**TASK TO COMPLETE**
Every record should be repeated exactly, except that pictures are left out.

**EXTRACTED MATERIAL**
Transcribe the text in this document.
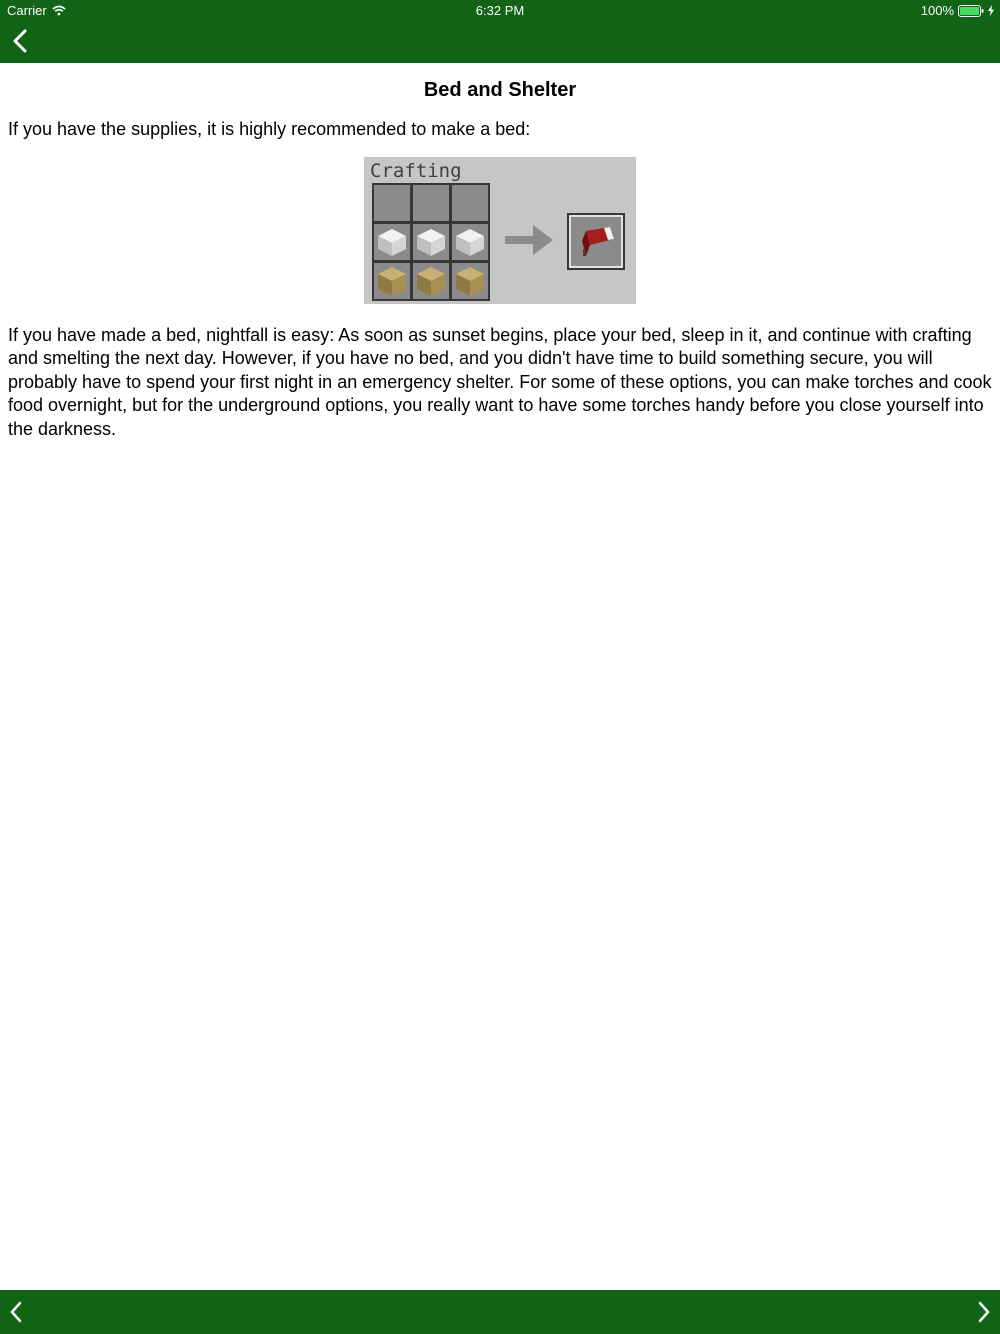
Carrier	6:32 PM	100%
Bed and Shelter

If you have the supplies, it is highly recommended to make a bed:

Crafting

If you have made a bed, nightfall is easy: As soon as sunset begins, place your bed, sleep in it, and continue with crafting and smelting the next day. However, if you have no bed, and you didn't have time to build something secure, you will probably have to spend your first night in an emergency shelter. For some of these options, you can make torches and cook food overnight, but for the underground options, you really want to have some torches handy before you close yourself into the darkness.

**WRITTEN RESPONSE**
Transcribe the text in this document.
Carrier	6:32 PM	100%
Bed and Shelter

If you have the supplies, it is highly recommended to make a bed:

Crafting

If you have made a bed, nightfall is easy: As soon as sunset begins, place your bed, sleep in it, and continue with crafting and smelting the next day. However, if you have no bed, and you didn't have time to build something secure, you will probably have to spend your first night in an emergency shelter. For some of these options, you can make torches and cook food overnight, but for the underground options, you really want to have some torches handy before you close yourself into the darkness.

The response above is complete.